*The exercise:* From the entries below, copy every line holding the word "your".

-=-=-

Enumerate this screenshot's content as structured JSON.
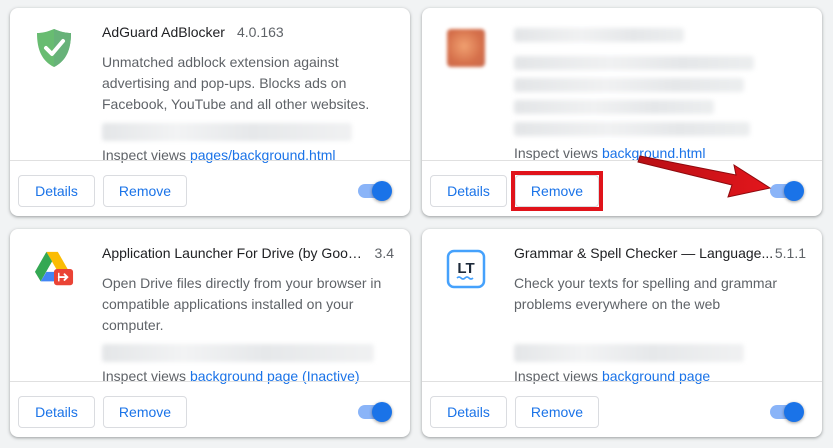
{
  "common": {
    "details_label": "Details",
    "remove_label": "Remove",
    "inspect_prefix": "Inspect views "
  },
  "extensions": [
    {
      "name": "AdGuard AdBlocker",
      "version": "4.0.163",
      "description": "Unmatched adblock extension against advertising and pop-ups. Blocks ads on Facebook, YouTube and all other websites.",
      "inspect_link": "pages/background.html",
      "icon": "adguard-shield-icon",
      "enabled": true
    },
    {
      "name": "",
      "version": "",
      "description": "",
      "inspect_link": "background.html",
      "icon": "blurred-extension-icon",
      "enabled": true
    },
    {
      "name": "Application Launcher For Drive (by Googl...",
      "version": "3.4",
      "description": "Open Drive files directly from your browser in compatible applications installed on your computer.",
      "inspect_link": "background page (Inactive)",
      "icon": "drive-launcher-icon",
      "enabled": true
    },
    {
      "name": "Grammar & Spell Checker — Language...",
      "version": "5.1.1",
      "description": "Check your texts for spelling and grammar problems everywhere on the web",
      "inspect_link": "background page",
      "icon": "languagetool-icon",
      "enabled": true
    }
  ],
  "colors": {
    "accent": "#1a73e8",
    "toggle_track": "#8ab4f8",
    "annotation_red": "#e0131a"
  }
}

-=-=-

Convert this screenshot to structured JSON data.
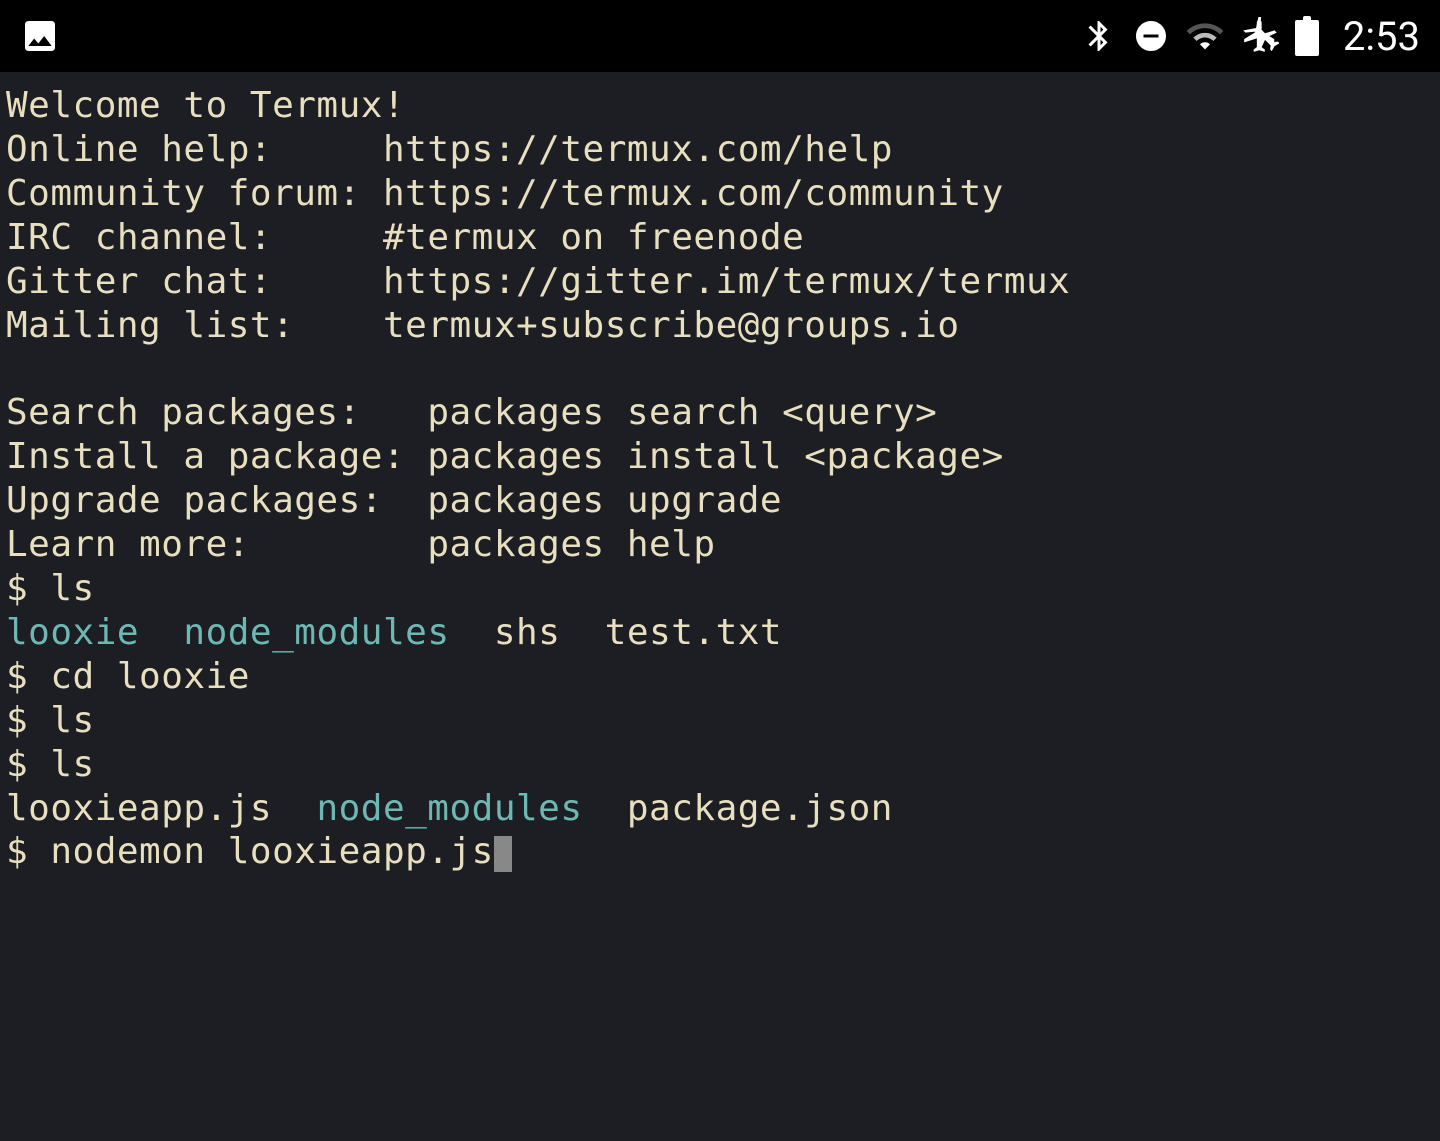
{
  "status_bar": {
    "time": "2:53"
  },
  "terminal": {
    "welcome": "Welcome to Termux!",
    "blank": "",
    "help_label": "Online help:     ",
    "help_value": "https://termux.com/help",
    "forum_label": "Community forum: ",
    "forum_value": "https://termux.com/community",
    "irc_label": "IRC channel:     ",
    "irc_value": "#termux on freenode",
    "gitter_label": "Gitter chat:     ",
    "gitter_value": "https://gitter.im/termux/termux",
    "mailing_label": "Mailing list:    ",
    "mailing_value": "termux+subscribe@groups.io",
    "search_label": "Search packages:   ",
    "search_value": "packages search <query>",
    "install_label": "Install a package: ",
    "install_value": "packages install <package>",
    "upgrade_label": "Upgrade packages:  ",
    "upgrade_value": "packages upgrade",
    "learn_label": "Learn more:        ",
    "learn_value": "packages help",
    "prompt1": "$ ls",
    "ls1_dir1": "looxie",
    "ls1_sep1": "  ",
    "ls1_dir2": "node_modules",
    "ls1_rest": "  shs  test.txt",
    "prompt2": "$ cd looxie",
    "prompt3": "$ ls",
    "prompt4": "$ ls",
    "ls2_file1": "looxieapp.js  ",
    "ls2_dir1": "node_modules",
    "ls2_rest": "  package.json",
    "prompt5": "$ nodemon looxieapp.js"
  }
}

-=-=-

*Exercise answer:*
      "description": "Open Drive files directly from your browser in compatible applications installed on your computer.",
      "description": "Check your texts for spelling and grammar problems everywhere on the web",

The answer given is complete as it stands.